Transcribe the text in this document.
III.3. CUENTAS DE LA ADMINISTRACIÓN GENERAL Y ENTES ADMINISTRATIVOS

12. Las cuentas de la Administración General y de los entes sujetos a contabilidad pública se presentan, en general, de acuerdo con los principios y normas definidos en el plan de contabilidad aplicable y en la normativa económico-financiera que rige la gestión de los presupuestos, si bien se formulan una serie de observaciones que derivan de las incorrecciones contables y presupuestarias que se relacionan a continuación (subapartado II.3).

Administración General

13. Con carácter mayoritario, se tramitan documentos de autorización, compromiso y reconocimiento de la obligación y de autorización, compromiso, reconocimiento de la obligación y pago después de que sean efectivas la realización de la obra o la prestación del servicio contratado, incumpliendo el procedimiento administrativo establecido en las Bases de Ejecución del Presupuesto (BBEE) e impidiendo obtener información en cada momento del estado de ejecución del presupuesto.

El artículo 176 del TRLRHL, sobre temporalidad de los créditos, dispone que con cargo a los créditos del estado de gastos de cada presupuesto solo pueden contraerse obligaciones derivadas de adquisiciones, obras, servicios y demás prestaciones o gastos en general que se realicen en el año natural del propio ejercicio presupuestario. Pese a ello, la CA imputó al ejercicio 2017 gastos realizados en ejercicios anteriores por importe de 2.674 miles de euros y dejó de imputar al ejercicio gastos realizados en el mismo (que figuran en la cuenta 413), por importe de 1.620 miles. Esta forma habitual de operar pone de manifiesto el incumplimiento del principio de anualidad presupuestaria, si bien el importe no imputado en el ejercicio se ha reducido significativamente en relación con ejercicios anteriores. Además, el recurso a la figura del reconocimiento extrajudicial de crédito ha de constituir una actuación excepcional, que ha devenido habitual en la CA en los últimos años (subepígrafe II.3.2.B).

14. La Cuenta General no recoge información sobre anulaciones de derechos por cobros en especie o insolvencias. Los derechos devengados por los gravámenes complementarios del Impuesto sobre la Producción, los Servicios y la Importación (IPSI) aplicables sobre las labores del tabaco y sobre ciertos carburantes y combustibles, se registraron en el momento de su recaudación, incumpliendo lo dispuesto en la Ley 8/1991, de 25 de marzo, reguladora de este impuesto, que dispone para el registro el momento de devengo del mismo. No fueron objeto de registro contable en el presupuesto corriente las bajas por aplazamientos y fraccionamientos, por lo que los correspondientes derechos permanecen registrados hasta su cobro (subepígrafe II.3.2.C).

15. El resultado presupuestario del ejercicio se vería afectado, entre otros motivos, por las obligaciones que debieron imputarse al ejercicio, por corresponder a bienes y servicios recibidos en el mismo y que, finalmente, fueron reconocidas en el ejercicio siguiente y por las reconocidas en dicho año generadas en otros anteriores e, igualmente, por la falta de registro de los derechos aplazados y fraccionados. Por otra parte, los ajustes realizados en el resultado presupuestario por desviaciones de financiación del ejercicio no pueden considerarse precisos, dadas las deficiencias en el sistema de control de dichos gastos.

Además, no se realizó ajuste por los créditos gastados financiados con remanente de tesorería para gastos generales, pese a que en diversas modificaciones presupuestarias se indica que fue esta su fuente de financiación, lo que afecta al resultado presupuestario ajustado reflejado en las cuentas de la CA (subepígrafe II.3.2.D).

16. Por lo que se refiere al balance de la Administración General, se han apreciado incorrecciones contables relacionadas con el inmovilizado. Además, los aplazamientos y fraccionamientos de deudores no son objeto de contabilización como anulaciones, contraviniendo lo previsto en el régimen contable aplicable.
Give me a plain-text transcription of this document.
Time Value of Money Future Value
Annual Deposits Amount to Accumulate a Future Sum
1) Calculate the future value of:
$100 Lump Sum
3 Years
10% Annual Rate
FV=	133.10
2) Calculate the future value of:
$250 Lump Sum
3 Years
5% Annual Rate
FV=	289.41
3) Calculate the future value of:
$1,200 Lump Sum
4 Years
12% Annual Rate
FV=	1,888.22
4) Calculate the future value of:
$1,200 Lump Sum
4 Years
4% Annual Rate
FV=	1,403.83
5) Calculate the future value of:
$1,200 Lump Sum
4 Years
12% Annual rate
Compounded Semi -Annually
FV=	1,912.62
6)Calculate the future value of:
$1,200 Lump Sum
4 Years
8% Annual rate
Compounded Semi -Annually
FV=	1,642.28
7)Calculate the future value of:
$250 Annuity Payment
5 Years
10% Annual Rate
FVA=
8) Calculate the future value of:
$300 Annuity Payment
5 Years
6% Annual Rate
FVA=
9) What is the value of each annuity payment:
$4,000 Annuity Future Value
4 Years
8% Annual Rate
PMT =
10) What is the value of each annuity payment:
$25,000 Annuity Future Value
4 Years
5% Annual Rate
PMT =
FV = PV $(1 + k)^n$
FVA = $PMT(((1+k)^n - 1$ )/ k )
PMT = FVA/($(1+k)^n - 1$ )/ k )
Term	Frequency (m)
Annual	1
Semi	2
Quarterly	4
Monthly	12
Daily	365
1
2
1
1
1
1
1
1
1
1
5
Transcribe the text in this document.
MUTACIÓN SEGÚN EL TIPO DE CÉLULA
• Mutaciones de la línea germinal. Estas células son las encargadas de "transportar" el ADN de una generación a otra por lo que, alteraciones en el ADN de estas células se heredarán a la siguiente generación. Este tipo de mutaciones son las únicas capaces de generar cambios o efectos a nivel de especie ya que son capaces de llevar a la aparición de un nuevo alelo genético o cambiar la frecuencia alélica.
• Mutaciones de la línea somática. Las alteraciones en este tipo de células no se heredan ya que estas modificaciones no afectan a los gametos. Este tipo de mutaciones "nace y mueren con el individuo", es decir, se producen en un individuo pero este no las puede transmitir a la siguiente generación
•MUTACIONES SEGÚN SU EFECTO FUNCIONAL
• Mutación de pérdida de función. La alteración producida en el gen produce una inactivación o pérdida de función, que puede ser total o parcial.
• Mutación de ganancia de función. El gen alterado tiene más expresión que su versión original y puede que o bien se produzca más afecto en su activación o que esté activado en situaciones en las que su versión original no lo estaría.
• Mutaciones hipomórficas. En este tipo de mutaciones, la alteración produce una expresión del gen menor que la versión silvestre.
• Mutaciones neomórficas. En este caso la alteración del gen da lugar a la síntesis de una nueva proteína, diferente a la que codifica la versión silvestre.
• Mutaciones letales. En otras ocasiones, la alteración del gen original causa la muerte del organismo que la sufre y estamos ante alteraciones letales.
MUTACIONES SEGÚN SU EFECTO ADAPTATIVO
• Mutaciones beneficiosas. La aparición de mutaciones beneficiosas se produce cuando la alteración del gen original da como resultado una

» REQUIRED TASK: Scan the material above. Return every line containing the string "What".

» THE REPLY:
9) What is the value of each annuity payment:
10) What is the value of each annuity payment:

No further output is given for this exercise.